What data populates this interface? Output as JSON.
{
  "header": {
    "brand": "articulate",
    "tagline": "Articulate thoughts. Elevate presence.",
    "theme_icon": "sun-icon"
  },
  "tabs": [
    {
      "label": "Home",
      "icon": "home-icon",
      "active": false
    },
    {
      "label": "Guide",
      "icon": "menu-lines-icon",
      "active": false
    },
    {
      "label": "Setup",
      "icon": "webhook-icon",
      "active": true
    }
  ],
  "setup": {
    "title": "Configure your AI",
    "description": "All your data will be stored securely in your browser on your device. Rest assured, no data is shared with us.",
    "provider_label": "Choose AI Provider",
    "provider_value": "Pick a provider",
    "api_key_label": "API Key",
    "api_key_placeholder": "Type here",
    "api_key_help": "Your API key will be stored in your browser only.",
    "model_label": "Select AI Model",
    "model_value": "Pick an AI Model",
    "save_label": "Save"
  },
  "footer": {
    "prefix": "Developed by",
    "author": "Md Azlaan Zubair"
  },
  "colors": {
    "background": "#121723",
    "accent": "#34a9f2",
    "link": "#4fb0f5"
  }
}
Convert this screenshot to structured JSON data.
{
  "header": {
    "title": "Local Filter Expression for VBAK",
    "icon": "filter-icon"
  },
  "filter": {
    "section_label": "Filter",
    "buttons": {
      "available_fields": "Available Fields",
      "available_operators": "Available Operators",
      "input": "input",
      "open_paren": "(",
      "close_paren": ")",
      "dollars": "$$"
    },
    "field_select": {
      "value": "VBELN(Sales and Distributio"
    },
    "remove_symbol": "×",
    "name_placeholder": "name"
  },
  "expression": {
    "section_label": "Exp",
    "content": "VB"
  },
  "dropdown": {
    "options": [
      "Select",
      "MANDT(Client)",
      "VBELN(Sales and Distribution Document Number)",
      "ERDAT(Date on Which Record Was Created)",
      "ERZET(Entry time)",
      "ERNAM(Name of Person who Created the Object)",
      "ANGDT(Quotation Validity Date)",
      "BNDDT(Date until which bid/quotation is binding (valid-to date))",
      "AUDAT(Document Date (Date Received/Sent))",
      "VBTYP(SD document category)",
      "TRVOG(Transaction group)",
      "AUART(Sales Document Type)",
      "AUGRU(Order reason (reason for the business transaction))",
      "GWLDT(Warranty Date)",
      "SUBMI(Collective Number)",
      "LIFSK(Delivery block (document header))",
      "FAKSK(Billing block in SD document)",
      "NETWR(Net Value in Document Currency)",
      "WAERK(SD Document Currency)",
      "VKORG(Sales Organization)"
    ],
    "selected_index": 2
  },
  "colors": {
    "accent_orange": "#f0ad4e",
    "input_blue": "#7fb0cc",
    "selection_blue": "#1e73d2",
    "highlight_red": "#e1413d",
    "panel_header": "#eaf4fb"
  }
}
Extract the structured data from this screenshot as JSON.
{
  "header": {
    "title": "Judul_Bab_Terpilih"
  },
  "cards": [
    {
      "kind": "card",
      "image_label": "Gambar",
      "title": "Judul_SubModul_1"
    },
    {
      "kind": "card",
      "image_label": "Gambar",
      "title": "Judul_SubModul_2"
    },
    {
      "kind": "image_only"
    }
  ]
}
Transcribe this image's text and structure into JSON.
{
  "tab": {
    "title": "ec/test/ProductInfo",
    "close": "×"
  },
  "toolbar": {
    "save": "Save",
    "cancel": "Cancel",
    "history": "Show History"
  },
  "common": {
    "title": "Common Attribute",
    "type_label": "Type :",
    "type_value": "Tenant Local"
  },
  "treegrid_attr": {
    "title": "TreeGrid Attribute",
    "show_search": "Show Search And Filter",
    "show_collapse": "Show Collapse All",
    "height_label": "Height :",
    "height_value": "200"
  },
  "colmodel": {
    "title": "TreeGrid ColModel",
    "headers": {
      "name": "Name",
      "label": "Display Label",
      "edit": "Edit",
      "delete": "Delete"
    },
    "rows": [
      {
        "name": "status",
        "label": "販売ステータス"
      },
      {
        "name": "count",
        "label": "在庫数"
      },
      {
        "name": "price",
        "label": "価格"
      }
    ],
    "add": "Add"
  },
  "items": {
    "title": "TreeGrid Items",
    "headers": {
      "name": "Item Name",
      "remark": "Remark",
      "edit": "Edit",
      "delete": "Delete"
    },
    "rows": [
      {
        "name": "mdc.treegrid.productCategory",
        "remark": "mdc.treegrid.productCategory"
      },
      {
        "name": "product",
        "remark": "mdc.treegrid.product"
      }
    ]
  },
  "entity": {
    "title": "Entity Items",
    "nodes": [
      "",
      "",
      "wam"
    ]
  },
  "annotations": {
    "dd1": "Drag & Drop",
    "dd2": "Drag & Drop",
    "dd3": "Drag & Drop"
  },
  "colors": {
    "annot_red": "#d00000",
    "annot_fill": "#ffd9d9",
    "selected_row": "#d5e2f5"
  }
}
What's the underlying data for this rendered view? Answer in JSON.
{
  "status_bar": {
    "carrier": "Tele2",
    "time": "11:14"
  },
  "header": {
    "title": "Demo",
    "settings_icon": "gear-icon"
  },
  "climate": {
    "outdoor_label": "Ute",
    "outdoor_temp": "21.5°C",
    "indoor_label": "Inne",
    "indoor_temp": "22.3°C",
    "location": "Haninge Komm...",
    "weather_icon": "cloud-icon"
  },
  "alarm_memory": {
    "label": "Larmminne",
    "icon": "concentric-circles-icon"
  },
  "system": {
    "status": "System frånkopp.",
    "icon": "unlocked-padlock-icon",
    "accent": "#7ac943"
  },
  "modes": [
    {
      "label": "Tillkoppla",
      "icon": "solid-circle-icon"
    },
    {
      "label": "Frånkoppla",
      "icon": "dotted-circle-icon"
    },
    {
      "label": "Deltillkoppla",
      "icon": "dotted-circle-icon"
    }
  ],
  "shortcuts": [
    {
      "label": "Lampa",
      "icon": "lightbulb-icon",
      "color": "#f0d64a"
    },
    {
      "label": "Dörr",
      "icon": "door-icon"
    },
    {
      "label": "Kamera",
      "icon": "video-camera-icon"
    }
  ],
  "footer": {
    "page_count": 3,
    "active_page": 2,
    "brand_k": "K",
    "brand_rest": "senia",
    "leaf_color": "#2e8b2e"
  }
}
■ ■ ■
> Exercise: Go through the material above line by line and copy it exactly.

> Expected answer:
What data populates this interface? Output as JSON.
{
  "header": {
    "brand": "articulate",
    "tagline": "Articulate thoughts. Elevate presence.",
    "theme_icon": "sun-icon"
  },
  "tabs": [
    {
      "label": "Home",
      "icon": "home-icon",
      "active": false
    },
    {
      "label": "Guide",
      "icon": "menu-lines-icon",
      "active": false
    },
    {
      "label": "Setup",
      "icon": "webhook-icon",
      "active": true
    }
  ],
  "setup": {
    "title": "Configure your AI",
    "description": "All your data will be stored securely in your browser on your device. Rest assured, no data is shared with us.",
    "provider_label": "Choose AI Provider",
    "provider_value": "Pick a provider",
    "api_key_label": "API Key",
    "api_key_placeholder": "Type here",
    "api_key_help": "Your API key will be stored in your browser only.",
    "model_label": "Select AI Model",
    "model_value": "Pick an AI Model",
    "save_label": "Save"
  },
  "footer": {
    "prefix": "Developed by",
    "author": "Md Azlaan Zubair"
  },
  "colors": {
    "background": "#121723",
    "accent": "#34a9f2",
    "link": "#4fb0f5"
  }
}
Convert this screenshot to structured JSON data.
{
  "header": {
    "title": "Local Filter Expression for VBAK",
    "icon": "filter-icon"
  },
  "filter": {
    "section_label": "Filter",
    "buttons": {
      "available_fields": "Available Fields",
      "available_operators": "Available Operators",
      "input": "input",
      "open_paren": "(",
      "close_paren": ")",
      "dollars": "$$"
    },
    "field_select": {
      "value": "VBELN(Sales and Distributio"
    },
    "remove_symbol": "×",
    "name_placeholder": "name"
  },
  "expression": {
    "section_label": "Exp",
    "content": "VB"
  },
  "dropdown": {
    "options": [
      "Select",
      "MANDT(Client)",
      "VBELN(Sales and Distribution Document Number)",
      "ERDAT(Date on Which Record Was Created)",
      "ERZET(Entry time)",
      "ERNAM(Name of Person who Created the Object)",
      "ANGDT(Quotation Validity Date)",
      "BNDDT(Date until which bid/quotation is binding (valid-to date))",
      "AUDAT(Document Date (Date Received/Sent))",
      "VBTYP(SD document category)",
      "TRVOG(Transaction group)",
      "AUART(Sales Document Type)",
      "AUGRU(Order reason (reason for the business transaction))",
      "GWLDT(Warranty Date)",
      "SUBMI(Collective Number)",
      "LIFSK(Delivery block (document header))",
      "FAKSK(Billing block in SD document)",
      "NETWR(Net Value in Document Currency)",
      "WAERK(SD Document Currency)",
      "VKORG(Sales Organization)"
    ],
    "selected_index": 2
  },
  "colors": {
    "accent_orange": "#f0ad4e",
    "input_blue": "#7fb0cc",
    "selection_blue": "#1e73d2",
    "highlight_red": "#e1413d",
    "panel_header": "#eaf4fb"
  }
}
Extract the structured data from this screenshot as JSON.
{
  "header": {
    "title": "Judul_Bab_Terpilih"
  },
  "cards": [
    {
      "kind": "card",
      "image_label": "Gambar",
      "title": "Judul_SubModul_1"
    },
    {
      "kind": "card",
      "image_label": "Gambar",
      "title": "Judul_SubModul_2"
    },
    {
      "kind": "image_only"
    }
  ]
}
Transcribe this image's text and structure into JSON.
{
  "tab": {
    "title": "ec/test/ProductInfo",
    "close": "×"
  },
  "toolbar": {
    "save": "Save",
    "cancel": "Cancel",
    "history": "Show History"
  },
  "common": {
    "title": "Common Attribute",
    "type_label": "Type :",
    "type_value": "Tenant Local"
  },
  "treegrid_attr": {
    "title": "TreeGrid Attribute",
    "show_search": "Show Search And Filter",
    "show_collapse": "Show Collapse All",
    "height_label": "Height :",
    "height_value": "200"
  },
  "colmodel": {
    "title": "TreeGrid ColModel",
    "headers": {
      "name": "Name",
      "label": "Display Label",
      "edit": "Edit",
      "delete": "Delete"
    },
    "rows": [
      {
        "name": "status",
        "label": "販売ステータス"
      },
      {
        "name": "count",
        "label": "在庫数"
      },
      {
        "name": "price",
        "label": "価格"
      }
    ],
    "add": "Add"
  },
  "items": {
    "title": "TreeGrid Items",
    "headers": {
      "name": "Item Name",
      "remark": "Remark",
      "edit": "Edit",
      "delete": "Delete"
    },
    "rows": [
      {
        "name": "mdc.treegrid.productCategory",
        "remark": "mdc.treegrid.productCategory"
      },
      {
        "name": "product",
        "remark": "mdc.treegrid.product"
      }
    ]
  },
  "entity": {
    "title": "Entity Items",
    "nodes": [
      "",
      "",
      "wam"
    ]
  },
  "annotations": {
    "dd1": "Drag & Drop",
    "dd2": "Drag & Drop",
    "dd3": "Drag & Drop"
  },
  "colors": {
    "annot_red": "#d00000",
    "annot_fill": "#ffd9d9",
    "selected_row": "#d5e2f5"
  }
}
What's the underlying data for this rendered view? Answer in JSON.
{
  "status_bar": {
    "carrier": "Tele2",
    "time": "11:14"
  },
  "header": {
    "title": "Demo",
    "settings_icon": "gear-icon"
  },
  "climate": {
    "outdoor_label": "Ute",
    "outdoor_temp": "21.5°C",
    "indoor_label": "Inne",
    "indoor_temp": "22.3°C",
    "location": "Haninge Komm...",
    "weather_icon": "cloud-icon"
  },
  "alarm_memory": {
    "label": "Larmminne",
    "icon": "concentric-circles-icon"
  },
  "system": {
    "status": "System frånkopp.",
    "icon": "unlocked-padlock-icon",
    "accent": "#7ac943"
  },
  "modes": [
    {
      "label": "Tillkoppla",
      "icon": "solid-circle-icon"
    },
    {
      "label": "Frånkoppla",
      "icon": "dotted-circle-icon"
    },
    {
      "label": "Deltillkoppla",
      "icon": "dotted-circle-icon"
    }
  ],
  "shortcuts": [
    {
      "label": "Lampa",
      "icon": "lightbulb-icon",
      "color": "#f0d64a"
    },
    {
      "label": "Dörr",
      "icon": "door-icon"
    },
    {
      "label": "Kamera",
      "icon": "video-camera-icon"
    }
  ],
  "footer": {
    "page_count": 3,
    "active_page": 2,
    "brand_k": "K",
    "brand_rest": "senia",
    "leaf_color": "#2e8b2e"
  }
}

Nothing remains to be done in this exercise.